Problem description> Output each line of the material exactly as it stands.

Stored data>
┄┄┄┄┄┄

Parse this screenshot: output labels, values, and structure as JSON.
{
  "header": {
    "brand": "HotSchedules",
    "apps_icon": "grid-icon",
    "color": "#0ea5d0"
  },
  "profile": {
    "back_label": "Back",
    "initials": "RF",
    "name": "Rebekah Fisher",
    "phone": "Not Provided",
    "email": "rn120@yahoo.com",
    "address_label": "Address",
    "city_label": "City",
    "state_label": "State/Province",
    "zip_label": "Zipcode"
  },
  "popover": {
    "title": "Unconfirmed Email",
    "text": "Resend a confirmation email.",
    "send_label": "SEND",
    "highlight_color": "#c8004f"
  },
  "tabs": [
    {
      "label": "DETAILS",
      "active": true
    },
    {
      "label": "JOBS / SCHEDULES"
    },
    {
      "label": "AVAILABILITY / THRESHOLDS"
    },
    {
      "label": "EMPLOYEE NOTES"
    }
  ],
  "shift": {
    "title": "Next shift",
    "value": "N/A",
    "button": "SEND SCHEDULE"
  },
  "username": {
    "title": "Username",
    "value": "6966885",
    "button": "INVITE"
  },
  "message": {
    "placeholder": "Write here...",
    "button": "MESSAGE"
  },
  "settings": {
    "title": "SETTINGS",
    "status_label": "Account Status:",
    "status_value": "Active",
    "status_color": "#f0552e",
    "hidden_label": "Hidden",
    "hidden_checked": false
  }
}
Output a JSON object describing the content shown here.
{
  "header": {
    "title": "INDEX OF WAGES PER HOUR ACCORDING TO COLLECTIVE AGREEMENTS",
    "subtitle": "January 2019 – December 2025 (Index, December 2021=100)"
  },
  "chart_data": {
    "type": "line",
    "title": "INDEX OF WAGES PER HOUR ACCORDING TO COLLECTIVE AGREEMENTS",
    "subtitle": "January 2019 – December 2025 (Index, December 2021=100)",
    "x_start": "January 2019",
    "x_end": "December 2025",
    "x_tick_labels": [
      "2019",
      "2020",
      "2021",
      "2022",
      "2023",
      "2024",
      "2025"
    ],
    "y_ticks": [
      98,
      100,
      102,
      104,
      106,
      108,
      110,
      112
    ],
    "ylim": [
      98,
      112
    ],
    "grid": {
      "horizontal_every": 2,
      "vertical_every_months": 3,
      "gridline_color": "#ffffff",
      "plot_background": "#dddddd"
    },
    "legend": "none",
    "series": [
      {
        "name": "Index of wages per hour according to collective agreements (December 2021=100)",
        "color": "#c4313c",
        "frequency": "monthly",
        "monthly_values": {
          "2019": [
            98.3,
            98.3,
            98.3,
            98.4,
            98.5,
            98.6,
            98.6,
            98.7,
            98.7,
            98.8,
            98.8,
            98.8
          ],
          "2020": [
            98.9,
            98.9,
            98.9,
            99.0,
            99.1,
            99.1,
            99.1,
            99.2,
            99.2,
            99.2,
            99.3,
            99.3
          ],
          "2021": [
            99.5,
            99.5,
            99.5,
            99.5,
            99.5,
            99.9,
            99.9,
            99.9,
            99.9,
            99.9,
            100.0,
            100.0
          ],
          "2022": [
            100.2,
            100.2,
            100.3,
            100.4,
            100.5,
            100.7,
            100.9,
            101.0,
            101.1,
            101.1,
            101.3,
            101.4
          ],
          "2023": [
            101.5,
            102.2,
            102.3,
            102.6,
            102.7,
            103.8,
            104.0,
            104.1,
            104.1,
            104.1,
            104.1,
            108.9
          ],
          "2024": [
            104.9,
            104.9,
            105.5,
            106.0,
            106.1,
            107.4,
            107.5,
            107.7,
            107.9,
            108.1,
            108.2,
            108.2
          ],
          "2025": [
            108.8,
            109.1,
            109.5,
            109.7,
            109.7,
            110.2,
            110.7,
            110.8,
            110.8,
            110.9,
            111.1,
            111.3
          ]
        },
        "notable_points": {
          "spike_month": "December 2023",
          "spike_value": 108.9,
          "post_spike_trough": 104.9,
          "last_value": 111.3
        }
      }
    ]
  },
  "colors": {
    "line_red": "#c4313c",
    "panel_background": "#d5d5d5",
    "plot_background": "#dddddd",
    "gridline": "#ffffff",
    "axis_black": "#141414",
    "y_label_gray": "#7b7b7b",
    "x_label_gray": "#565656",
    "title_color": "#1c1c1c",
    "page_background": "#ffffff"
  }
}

┄┄┄┄┄┄

Complete response>
Parse this screenshot: output labels, values, and structure as JSON.
{
  "header": {
    "brand": "HotSchedules",
    "apps_icon": "grid-icon",
    "color": "#0ea5d0"
  },
  "profile": {
    "back_label": "Back",
    "initials": "RF",
    "name": "Rebekah Fisher",
    "phone": "Not Provided",
    "email": "rn120@yahoo.com",
    "address_label": "Address",
    "city_label": "City",
    "state_label": "State/Province",
    "zip_label": "Zipcode"
  },
  "popover": {
    "title": "Unconfirmed Email",
    "text": "Resend a confirmation email.",
    "send_label": "SEND",
    "highlight_color": "#c8004f"
  },
  "tabs": [
    {
      "label": "DETAILS",
      "active": true
    },
    {
      "label": "JOBS / SCHEDULES"
    },
    {
      "label": "AVAILABILITY / THRESHOLDS"
    },
    {
      "label": "EMPLOYEE NOTES"
    }
  ],
  "shift": {
    "title": "Next shift",
    "value": "N/A",
    "button": "SEND SCHEDULE"
  },
  "username": {
    "title": "Username",
    "value": "6966885",
    "button": "INVITE"
  },
  "message": {
    "placeholder": "Write here...",
    "button": "MESSAGE"
  },
  "settings": {
    "title": "SETTINGS",
    "status_label": "Account Status:",
    "status_value": "Active",
    "status_color": "#f0552e",
    "hidden_label": "Hidden",
    "hidden_checked": false
  }
}
Output a JSON object describing the content shown here.
{
  "header": {
    "title": "INDEX OF WAGES PER HOUR ACCORDING TO COLLECTIVE AGREEMENTS",
    "subtitle": "January 2019 – December 2025 (Index, December 2021=100)"
  },
  "chart_data": {
    "type": "line",
    "title": "INDEX OF WAGES PER HOUR ACCORDING TO COLLECTIVE AGREEMENTS",
    "subtitle": "January 2019 – December 2025 (Index, December 2021=100)",
    "x_start": "January 2019",
    "x_end": "December 2025",
    "x_tick_labels": [
      "2019",
      "2020",
      "2021",
      "2022",
      "2023",
      "2024",
      "2025"
    ],
    "y_ticks": [
      98,
      100,
      102,
      104,
      106,
      108,
      110,
      112
    ],
    "ylim": [
      98,
      112
    ],
    "grid": {
      "horizontal_every": 2,
      "vertical_every_months": 3,
      "gridline_color": "#ffffff",
      "plot_background": "#dddddd"
    },
    "legend": "none",
    "series": [
      {
        "name": "Index of wages per hour according to collective agreements (December 2021=100)",
        "color": "#c4313c",
        "frequency": "monthly",
        "monthly_values": {
          "2019": [
            98.3,
            98.3,
            98.3,
            98.4,
            98.5,
            98.6,
            98.6,
            98.7,
            98.7,
            98.8,
            98.8,
            98.8
          ],
          "2020": [
            98.9,
            98.9,
            98.9,
            99.0,
            99.1,
            99.1,
            99.1,
            99.2,
            99.2,
            99.2,
            99.3,
            99.3
          ],
          "2021": [
            99.5,
            99.5,
            99.5,
            99.5,
            99.5,
            99.9,
            99.9,
            99.9,
            99.9,
            99.9,
            100.0,
            100.0
          ],
          "2022": [
            100.2,
            100.2,
            100.3,
            100.4,
            100.5,
            100.7,
            100.9,
            101.0,
            101.1,
            101.1,
            101.3,
            101.4
          ],
          "2023": [
            101.5,
            102.2,
            102.3,
            102.6,
            102.7,
            103.8,
            104.0,
            104.1,
            104.1,
            104.1,
            104.1,
            108.9
          ],
          "2024": [
            104.9,
            104.9,
            105.5,
            106.0,
            106.1,
            107.4,
            107.5,
            107.7,
            107.9,
            108.1,
            108.2,
            108.2
          ],
          "2025": [
            108.8,
            109.1,
            109.5,
            109.7,
            109.7,
            110.2,
            110.7,
            110.8,
            110.8,
            110.9,
            111.1,
            111.3
          ]
        },
        "notable_points": {
          "spike_month": "December 2023",
          "spike_value": 108.9,
          "post_spike_trough": 104.9,
          "last_value": 111.3
        }
      }
    ]
  },
  "colors": {
    "line_red": "#c4313c",
    "panel_background": "#d5d5d5",
    "plot_background": "#dddddd",
    "gridline": "#ffffff",
    "axis_black": "#141414",
    "y_label_gray": "#7b7b7b",
    "x_label_gray": "#565656",
    "title_color": "#1c1c1c",
    "page_background": "#ffffff"
  }
}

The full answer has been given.